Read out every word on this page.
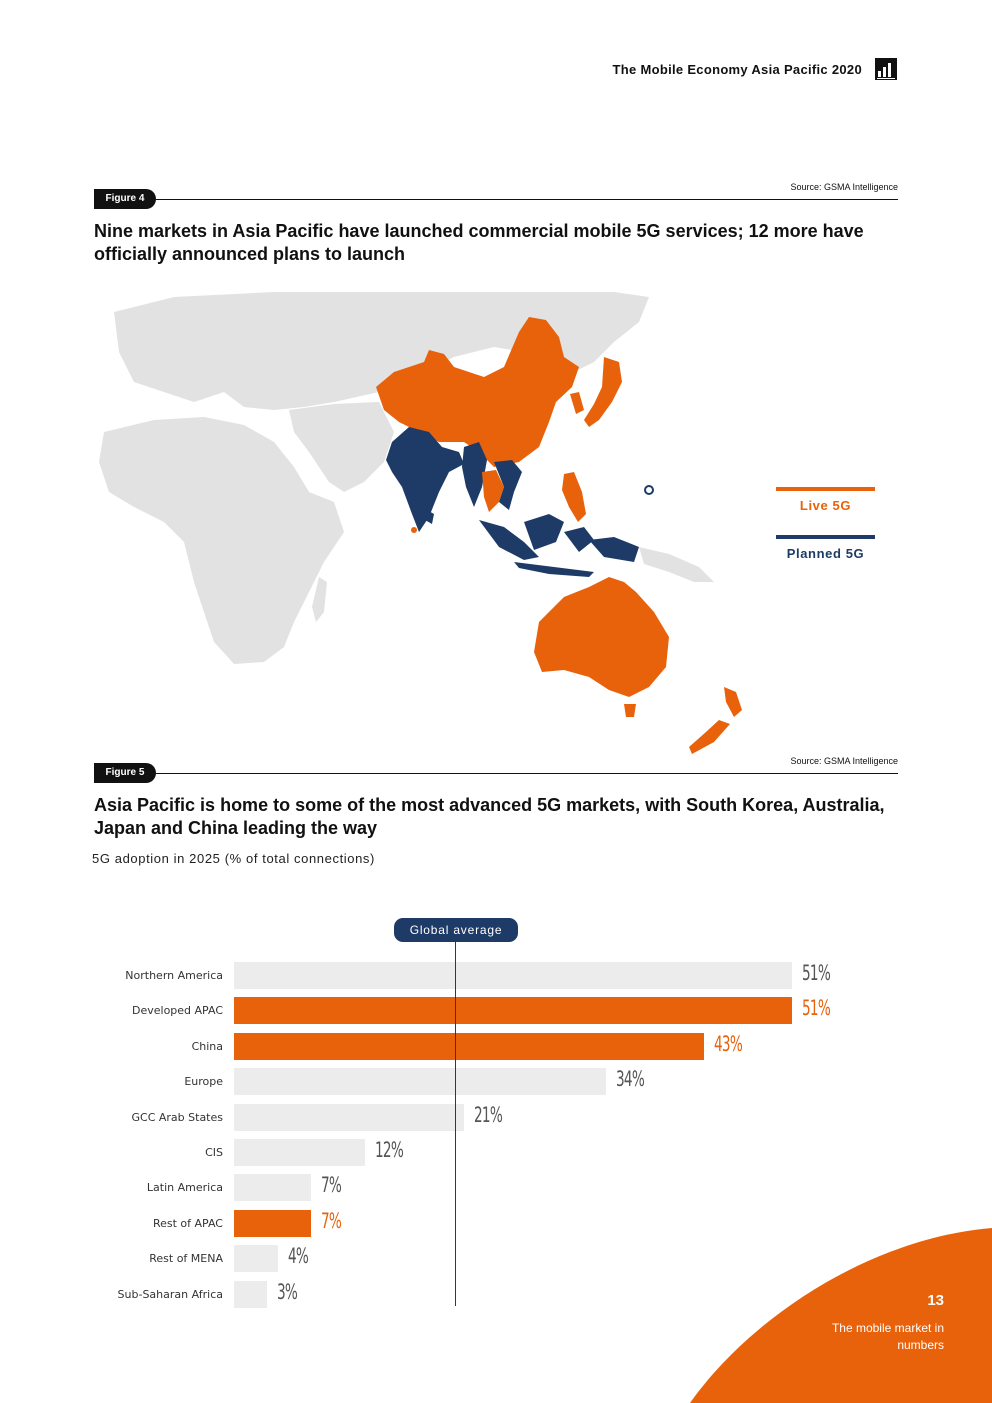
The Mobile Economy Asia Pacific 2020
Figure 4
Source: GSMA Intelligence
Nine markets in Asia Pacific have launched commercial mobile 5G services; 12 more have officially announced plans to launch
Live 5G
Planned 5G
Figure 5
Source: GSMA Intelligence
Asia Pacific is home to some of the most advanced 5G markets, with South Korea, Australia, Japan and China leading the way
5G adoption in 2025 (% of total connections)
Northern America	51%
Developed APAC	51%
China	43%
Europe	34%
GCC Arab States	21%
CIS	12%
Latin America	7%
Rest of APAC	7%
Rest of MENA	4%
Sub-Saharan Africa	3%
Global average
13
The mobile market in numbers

◆ The problem: Using the material above, set down every line exactly, but skip the pictures.

◆ Correct answer:
Read out every word on this page.
The Mobile Economy Asia Pacific 2020
Figure 4
Source: GSMA Intelligence
Nine markets in Asia Pacific have launched commercial mobile 5G services; 12 more have officially announced plans to launch
Live 5G
Planned 5G
Figure 5
Source: GSMA Intelligence
Asia Pacific is home to some of the most advanced 5G markets, with South Korea, Australia, Japan and China leading the way
5G adoption in 2025 (% of total connections)
Northern America	51%
Developed APAC	51%
China	43%
Europe	34%
GCC Arab States	21%
CIS	12%
Latin America	7%
Rest of APAC	7%
Rest of MENA	4%
Sub-Saharan Africa	3%
Global average
13
The mobile market in numbers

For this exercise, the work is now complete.